What you should do: Repeat the material below exactly, line for line.

** START OF Provided material **

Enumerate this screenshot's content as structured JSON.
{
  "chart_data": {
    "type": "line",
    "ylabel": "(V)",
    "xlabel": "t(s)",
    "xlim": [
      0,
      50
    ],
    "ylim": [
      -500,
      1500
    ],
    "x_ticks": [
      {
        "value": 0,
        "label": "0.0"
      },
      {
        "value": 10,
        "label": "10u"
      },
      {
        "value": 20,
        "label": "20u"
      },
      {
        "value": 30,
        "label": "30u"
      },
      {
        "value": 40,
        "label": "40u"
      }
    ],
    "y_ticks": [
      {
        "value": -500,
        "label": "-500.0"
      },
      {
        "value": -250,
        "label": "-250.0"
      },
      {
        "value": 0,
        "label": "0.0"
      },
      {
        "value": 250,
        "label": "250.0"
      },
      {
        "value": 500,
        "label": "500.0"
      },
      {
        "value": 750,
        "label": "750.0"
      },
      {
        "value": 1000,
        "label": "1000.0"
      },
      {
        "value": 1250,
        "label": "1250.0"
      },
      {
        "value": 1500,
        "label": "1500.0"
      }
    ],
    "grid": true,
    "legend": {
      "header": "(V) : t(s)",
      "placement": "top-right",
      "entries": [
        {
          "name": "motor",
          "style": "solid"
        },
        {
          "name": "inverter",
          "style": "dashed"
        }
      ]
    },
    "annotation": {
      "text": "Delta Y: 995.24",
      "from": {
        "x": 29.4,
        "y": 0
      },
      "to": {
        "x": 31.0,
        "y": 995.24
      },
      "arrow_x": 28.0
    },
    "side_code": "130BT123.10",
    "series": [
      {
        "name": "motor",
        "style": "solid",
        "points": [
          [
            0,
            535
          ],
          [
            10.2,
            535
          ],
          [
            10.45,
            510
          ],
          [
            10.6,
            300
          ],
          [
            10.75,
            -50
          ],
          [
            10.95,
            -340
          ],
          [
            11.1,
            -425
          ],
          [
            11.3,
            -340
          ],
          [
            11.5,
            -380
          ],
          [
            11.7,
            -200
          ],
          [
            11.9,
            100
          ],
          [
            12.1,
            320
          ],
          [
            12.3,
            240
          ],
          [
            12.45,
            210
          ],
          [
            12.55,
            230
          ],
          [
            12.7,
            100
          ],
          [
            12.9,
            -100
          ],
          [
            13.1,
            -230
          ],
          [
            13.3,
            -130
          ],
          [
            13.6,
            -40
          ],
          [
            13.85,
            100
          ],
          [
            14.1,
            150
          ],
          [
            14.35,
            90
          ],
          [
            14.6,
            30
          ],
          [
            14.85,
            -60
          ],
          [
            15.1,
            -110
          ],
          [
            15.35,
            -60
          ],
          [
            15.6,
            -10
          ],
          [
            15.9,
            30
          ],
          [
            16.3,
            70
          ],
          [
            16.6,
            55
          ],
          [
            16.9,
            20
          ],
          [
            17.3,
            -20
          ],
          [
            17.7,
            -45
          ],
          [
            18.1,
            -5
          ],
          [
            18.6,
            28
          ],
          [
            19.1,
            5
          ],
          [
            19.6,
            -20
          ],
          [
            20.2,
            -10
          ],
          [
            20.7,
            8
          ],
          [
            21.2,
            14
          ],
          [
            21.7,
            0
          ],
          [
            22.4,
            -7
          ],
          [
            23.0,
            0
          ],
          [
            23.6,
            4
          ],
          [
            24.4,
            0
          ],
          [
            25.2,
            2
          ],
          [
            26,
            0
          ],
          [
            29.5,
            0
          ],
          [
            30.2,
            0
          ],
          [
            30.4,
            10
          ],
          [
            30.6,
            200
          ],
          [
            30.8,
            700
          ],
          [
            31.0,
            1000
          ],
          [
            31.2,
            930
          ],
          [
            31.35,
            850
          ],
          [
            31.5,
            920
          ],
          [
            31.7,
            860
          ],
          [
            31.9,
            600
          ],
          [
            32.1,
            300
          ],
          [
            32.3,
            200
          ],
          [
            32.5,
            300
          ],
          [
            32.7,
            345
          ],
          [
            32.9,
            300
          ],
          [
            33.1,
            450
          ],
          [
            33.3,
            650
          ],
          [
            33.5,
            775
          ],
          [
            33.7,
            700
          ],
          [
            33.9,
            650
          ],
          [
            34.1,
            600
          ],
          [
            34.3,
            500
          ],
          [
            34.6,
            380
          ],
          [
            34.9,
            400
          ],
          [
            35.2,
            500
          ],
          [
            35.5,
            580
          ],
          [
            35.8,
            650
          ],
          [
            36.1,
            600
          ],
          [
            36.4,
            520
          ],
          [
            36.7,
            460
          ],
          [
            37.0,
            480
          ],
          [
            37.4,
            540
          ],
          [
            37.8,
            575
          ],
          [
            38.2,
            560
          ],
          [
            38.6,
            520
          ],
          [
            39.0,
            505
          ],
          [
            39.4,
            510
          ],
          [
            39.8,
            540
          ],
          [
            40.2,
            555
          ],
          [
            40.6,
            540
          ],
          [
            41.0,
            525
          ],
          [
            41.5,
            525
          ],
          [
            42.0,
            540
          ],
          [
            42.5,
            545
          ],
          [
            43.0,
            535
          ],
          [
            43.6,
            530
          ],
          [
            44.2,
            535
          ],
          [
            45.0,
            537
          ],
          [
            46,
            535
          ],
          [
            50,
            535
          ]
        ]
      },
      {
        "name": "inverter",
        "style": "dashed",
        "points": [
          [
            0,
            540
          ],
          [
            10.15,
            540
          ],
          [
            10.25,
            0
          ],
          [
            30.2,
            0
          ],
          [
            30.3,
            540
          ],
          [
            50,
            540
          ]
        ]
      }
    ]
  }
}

** END OF Provided material **

Response to the exercise:
Enumerate this screenshot's content as structured JSON.
{
  "chart_data": {
    "type": "line",
    "ylabel": "(V)",
    "xlabel": "t(s)",
    "xlim": [
      0,
      50
    ],
    "ylim": [
      -500,
      1500
    ],
    "x_ticks": [
      {
        "value": 0,
        "label": "0.0"
      },
      {
        "value": 10,
        "label": "10u"
      },
      {
        "value": 20,
        "label": "20u"
      },
      {
        "value": 30,
        "label": "30u"
      },
      {
        "value": 40,
        "label": "40u"
      }
    ],
    "y_ticks": [
      {
        "value": -500,
        "label": "-500.0"
      },
      {
        "value": -250,
        "label": "-250.0"
      },
      {
        "value": 0,
        "label": "0.0"
      },
      {
        "value": 250,
        "label": "250.0"
      },
      {
        "value": 500,
        "label": "500.0"
      },
      {
        "value": 750,
        "label": "750.0"
      },
      {
        "value": 1000,
        "label": "1000.0"
      },
      {
        "value": 1250,
        "label": "1250.0"
      },
      {
        "value": 1500,
        "label": "1500.0"
      }
    ],
    "grid": true,
    "legend": {
      "header": "(V) : t(s)",
      "placement": "top-right",
      "entries": [
        {
          "name": "motor",
          "style": "solid"
        },
        {
          "name": "inverter",
          "style": "dashed"
        }
      ]
    },
    "annotation": {
      "text": "Delta Y: 995.24",
      "from": {
        "x": 29.4,
        "y": 0
      },
      "to": {
        "x": 31.0,
        "y": 995.24
      },
      "arrow_x": 28.0
    },
    "side_code": "130BT123.10",
    "series": [
      {
        "name": "motor",
        "style": "solid",
        "points": [
          [
            0,
            535
          ],
          [
            10.2,
            535
          ],
          [
            10.45,
            510
          ],
          [
            10.6,
            300
          ],
          [
            10.75,
            -50
          ],
          [
            10.95,
            -340
          ],
          [
            11.1,
            -425
          ],
          [
            11.3,
            -340
          ],
          [
            11.5,
            -380
          ],
          [
            11.7,
            -200
          ],
          [
            11.9,
            100
          ],
          [
            12.1,
            320
          ],
          [
            12.3,
            240
          ],
          [
            12.45,
            210
          ],
          [
            12.55,
            230
          ],
          [
            12.7,
            100
          ],
          [
            12.9,
            -100
          ],
          [
            13.1,
            -230
          ],
          [
            13.3,
            -130
          ],
          [
            13.6,
            -40
          ],
          [
            13.85,
            100
          ],
          [
            14.1,
            150
          ],
          [
            14.35,
            90
          ],
          [
            14.6,
            30
          ],
          [
            14.85,
            -60
          ],
          [
            15.1,
            -110
          ],
          [
            15.35,
            -60
          ],
          [
            15.6,
            -10
          ],
          [
            15.9,
            30
          ],
          [
            16.3,
            70
          ],
          [
            16.6,
            55
          ],
          [
            16.9,
            20
          ],
          [
            17.3,
            -20
          ],
          [
            17.7,
            -45
          ],
          [
            18.1,
            -5
          ],
          [
            18.6,
            28
          ],
          [
            19.1,
            5
          ],
          [
            19.6,
            -20
          ],
          [
            20.2,
            -10
          ],
          [
            20.7,
            8
          ],
          [
            21.2,
            14
          ],
          [
            21.7,
            0
          ],
          [
            22.4,
            -7
          ],
          [
            23.0,
            0
          ],
          [
            23.6,
            4
          ],
          [
            24.4,
            0
          ],
          [
            25.2,
            2
          ],
          [
            26,
            0
          ],
          [
            29.5,
            0
          ],
          [
            30.2,
            0
          ],
          [
            30.4,
            10
          ],
          [
            30.6,
            200
          ],
          [
            30.8,
            700
          ],
          [
            31.0,
            1000
          ],
          [
            31.2,
            930
          ],
          [
            31.35,
            850
          ],
          [
            31.5,
            920
          ],
          [
            31.7,
            860
          ],
          [
            31.9,
            600
          ],
          [
            32.1,
            300
          ],
          [
            32.3,
            200
          ],
          [
            32.5,
            300
          ],
          [
            32.7,
            345
          ],
          [
            32.9,
            300
          ],
          [
            33.1,
            450
          ],
          [
            33.3,
            650
          ],
          [
            33.5,
            775
          ],
          [
            33.7,
            700
          ],
          [
            33.9,
            650
          ],
          [
            34.1,
            600
          ],
          [
            34.3,
            500
          ],
          [
            34.6,
            380
          ],
          [
            34.9,
            400
          ],
          [
            35.2,
            500
          ],
          [
            35.5,
            580
          ],
          [
            35.8,
            650
          ],
          [
            36.1,
            600
          ],
          [
            36.4,
            520
          ],
          [
            36.7,
            460
          ],
          [
            37.0,
            480
          ],
          [
            37.4,
            540
          ],
          [
            37.8,
            575
          ],
          [
            38.2,
            560
          ],
          [
            38.6,
            520
          ],
          [
            39.0,
            505
          ],
          [
            39.4,
            510
          ],
          [
            39.8,
            540
          ],
          [
            40.2,
            555
          ],
          [
            40.6,
            540
          ],
          [
            41.0,
            525
          ],
          [
            41.5,
            525
          ],
          [
            42.0,
            540
          ],
          [
            42.5,
            545
          ],
          [
            43.0,
            535
          ],
          [
            43.6,
            530
          ],
          [
            44.2,
            535
          ],
          [
            45.0,
            537
          ],
          [
            46,
            535
          ],
          [
            50,
            535
          ]
        ]
      },
      {
        "name": "inverter",
        "style": "dashed",
        "points": [
          [
            0,
            540
          ],
          [
            10.15,
            540
          ],
          [
            10.25,
            0
          ],
          [
            30.2,
            0
          ],
          [
            30.3,
            540
          ],
          [
            50,
            540
          ]
        ]
      }
    ]
  }
}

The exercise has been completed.